What to work on:
Locate each line containing the string "Report" and copy it out.

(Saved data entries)
--*--
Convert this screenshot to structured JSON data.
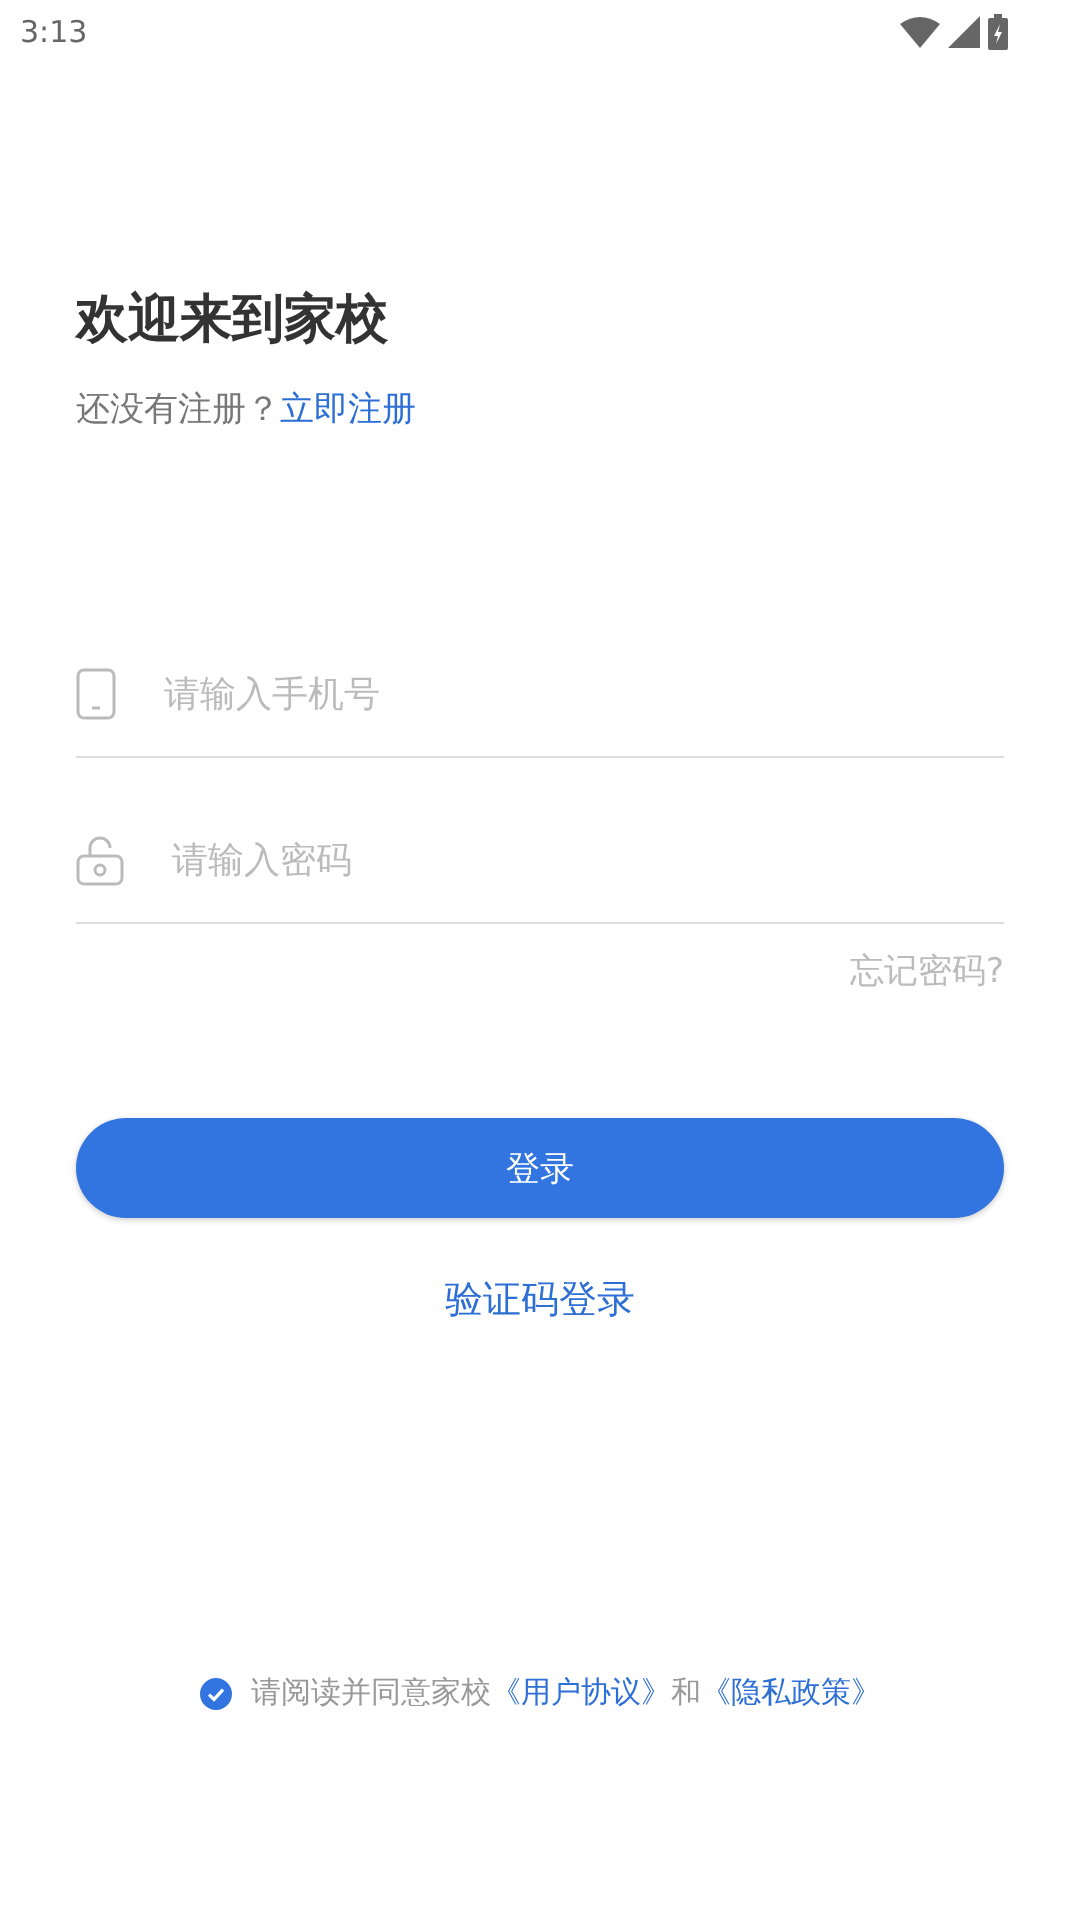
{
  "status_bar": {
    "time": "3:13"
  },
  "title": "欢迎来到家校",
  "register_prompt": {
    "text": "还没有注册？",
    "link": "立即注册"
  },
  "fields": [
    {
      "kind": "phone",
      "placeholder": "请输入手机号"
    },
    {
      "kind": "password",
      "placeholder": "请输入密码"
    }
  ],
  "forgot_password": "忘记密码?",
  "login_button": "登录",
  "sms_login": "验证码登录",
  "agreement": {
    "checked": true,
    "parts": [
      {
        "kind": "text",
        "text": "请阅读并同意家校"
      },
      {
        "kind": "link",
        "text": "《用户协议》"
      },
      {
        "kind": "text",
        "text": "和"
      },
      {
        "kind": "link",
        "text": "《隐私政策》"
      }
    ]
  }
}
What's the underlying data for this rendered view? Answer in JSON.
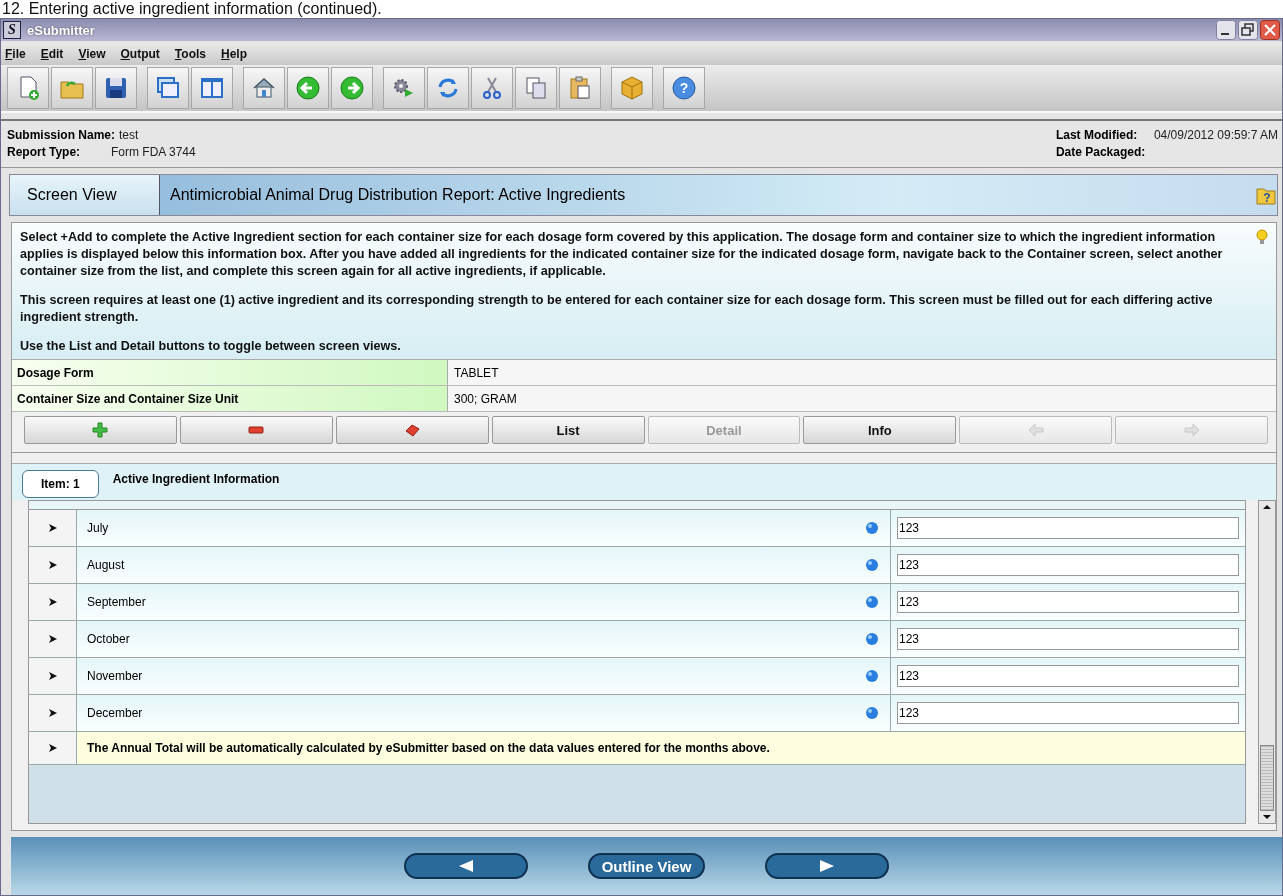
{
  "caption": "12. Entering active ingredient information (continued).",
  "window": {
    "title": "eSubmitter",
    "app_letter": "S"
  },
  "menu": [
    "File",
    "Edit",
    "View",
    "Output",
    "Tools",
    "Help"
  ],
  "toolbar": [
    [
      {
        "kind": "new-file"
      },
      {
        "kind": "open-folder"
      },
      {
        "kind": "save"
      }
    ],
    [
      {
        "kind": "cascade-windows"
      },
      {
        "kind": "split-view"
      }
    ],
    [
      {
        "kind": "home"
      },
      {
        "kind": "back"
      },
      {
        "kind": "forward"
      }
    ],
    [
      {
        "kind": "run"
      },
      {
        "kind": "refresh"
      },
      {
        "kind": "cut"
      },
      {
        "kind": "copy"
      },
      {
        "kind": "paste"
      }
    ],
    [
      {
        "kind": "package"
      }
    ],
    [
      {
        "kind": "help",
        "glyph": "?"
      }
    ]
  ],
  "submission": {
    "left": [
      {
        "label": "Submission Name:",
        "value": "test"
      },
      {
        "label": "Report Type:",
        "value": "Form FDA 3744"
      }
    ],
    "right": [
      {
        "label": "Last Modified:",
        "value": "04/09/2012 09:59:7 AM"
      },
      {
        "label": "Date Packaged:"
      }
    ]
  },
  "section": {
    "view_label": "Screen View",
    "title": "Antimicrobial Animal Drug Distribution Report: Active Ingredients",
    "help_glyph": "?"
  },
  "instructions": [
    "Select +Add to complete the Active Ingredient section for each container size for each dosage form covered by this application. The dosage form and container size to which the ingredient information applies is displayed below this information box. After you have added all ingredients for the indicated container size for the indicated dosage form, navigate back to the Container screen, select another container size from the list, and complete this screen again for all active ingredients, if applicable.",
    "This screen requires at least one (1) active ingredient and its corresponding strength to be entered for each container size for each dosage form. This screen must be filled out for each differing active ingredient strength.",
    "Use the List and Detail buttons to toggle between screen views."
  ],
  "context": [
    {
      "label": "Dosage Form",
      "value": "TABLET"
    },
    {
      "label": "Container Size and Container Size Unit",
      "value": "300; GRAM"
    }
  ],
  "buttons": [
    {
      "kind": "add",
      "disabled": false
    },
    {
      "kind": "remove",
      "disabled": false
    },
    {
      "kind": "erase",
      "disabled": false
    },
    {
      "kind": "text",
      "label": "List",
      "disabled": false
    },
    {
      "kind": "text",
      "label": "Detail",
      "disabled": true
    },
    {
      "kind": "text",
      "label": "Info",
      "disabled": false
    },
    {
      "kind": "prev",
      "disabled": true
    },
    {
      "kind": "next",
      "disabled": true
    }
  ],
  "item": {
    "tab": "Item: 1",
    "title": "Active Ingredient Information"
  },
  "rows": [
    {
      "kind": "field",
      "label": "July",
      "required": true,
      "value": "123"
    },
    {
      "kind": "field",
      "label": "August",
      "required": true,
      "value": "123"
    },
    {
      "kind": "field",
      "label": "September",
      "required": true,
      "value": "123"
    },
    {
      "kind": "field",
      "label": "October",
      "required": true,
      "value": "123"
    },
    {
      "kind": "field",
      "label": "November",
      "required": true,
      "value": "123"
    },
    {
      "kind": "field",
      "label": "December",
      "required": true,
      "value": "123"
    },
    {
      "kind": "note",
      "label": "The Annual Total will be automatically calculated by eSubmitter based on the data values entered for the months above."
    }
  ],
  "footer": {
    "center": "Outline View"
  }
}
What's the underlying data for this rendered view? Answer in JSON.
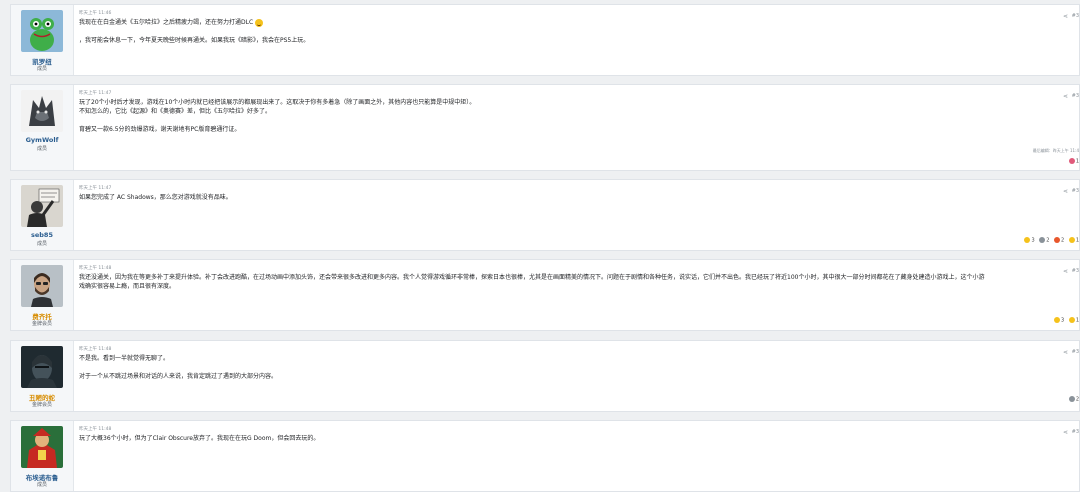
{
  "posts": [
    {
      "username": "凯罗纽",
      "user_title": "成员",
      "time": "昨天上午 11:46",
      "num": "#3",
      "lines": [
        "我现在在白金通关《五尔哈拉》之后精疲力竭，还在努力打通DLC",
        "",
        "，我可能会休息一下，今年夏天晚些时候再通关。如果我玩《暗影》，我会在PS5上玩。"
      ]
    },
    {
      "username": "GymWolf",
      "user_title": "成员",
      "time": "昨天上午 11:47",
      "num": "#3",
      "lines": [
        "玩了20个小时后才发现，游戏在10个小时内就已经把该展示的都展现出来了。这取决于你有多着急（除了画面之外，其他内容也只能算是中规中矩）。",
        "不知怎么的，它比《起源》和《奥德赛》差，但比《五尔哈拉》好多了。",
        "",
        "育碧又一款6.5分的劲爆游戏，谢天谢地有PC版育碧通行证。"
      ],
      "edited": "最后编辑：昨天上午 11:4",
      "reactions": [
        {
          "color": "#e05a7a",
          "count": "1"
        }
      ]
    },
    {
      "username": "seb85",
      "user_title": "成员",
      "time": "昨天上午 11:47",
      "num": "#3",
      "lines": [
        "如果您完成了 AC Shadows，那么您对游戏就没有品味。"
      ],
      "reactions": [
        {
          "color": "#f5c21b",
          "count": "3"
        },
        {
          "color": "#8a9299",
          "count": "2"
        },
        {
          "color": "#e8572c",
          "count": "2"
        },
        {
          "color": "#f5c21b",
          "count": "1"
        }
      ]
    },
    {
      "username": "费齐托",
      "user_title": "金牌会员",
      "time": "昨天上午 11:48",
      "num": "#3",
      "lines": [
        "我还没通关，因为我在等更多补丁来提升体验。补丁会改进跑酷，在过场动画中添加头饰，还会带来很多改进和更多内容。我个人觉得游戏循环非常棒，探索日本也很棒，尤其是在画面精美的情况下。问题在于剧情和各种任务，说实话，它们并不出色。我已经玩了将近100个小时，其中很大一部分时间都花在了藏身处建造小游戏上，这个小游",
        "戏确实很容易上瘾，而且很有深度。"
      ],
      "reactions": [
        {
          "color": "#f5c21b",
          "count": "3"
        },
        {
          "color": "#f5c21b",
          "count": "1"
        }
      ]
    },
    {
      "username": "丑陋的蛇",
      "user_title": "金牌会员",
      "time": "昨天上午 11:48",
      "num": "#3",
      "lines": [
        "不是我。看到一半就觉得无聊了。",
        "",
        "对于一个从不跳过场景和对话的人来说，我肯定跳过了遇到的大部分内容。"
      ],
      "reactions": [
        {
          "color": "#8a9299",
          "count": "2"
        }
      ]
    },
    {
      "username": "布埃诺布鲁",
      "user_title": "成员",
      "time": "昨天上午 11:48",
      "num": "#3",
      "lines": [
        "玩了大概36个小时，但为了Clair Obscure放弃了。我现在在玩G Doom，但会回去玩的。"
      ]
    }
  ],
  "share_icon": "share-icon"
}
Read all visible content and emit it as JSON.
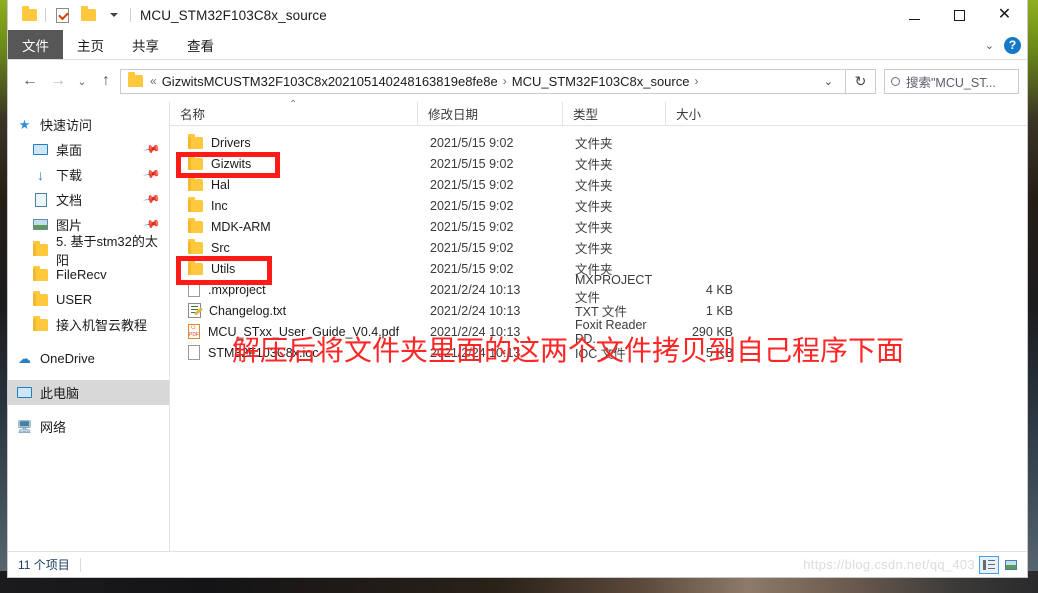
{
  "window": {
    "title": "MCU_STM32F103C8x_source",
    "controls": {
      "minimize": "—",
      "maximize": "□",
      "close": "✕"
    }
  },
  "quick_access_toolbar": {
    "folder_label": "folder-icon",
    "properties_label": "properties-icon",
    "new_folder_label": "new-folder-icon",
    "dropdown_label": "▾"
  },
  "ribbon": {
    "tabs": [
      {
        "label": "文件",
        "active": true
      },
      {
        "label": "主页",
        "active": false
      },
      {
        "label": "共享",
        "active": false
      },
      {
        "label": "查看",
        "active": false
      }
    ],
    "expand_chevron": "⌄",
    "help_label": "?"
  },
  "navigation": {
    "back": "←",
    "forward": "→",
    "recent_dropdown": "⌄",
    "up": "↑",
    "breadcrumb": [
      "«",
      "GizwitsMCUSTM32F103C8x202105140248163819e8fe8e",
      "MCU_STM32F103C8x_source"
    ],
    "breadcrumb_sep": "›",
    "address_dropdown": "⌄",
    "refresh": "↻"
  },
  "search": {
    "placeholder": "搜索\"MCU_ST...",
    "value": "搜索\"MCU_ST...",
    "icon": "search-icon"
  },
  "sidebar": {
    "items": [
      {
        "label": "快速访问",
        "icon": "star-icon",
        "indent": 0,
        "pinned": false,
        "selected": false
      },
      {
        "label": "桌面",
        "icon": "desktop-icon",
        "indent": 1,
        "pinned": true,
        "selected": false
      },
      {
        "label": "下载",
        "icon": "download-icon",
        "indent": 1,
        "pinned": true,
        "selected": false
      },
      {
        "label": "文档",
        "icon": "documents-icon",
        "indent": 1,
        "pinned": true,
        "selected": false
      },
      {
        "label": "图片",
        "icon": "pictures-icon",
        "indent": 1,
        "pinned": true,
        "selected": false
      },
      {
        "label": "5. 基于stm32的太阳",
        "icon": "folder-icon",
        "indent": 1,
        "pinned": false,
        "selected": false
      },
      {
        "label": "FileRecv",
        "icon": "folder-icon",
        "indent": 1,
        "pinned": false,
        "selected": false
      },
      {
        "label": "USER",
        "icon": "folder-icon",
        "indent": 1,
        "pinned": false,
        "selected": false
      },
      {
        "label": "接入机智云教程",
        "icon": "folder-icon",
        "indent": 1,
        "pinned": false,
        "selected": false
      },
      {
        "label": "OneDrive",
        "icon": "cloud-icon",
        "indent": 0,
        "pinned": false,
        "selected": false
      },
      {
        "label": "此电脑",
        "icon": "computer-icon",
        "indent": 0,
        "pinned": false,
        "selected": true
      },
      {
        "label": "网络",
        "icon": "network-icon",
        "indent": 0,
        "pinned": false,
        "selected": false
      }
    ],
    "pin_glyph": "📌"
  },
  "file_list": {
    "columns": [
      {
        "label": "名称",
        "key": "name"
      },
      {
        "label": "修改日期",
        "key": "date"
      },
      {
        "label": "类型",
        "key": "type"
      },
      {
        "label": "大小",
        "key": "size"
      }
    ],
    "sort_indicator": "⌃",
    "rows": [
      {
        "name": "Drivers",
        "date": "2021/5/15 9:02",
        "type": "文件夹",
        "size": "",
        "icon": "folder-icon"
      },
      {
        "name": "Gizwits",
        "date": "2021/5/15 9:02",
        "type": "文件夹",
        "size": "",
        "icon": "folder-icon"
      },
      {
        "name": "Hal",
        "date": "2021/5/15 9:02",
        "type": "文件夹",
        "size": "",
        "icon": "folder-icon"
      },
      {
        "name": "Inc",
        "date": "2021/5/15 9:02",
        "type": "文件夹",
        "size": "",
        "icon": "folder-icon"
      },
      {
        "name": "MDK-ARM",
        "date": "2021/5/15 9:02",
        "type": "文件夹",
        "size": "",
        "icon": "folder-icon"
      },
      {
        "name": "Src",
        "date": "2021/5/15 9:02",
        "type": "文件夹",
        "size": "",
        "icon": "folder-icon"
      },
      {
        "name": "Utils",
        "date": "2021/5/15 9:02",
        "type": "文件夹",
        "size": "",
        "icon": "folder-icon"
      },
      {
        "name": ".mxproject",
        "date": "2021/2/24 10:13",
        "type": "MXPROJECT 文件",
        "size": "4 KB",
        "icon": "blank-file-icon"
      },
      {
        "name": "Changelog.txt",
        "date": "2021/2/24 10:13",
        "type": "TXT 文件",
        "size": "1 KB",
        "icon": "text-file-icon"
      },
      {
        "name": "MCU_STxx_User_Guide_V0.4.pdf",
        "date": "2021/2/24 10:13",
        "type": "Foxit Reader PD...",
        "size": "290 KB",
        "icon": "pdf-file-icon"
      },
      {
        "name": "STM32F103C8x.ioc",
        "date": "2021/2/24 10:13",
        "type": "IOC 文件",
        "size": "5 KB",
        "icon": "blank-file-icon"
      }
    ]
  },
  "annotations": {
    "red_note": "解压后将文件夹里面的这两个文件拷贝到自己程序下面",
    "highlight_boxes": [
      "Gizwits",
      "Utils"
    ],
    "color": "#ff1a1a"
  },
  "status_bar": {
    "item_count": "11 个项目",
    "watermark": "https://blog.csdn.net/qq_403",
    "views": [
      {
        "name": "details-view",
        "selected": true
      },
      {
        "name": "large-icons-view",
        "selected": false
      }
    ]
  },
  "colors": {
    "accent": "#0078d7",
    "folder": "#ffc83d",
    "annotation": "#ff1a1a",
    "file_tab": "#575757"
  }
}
--*--
Task answer:
        "label": "Report Type:",
    "title": "Antimicrobial Animal Drug Distribution Report: Active Ingredients",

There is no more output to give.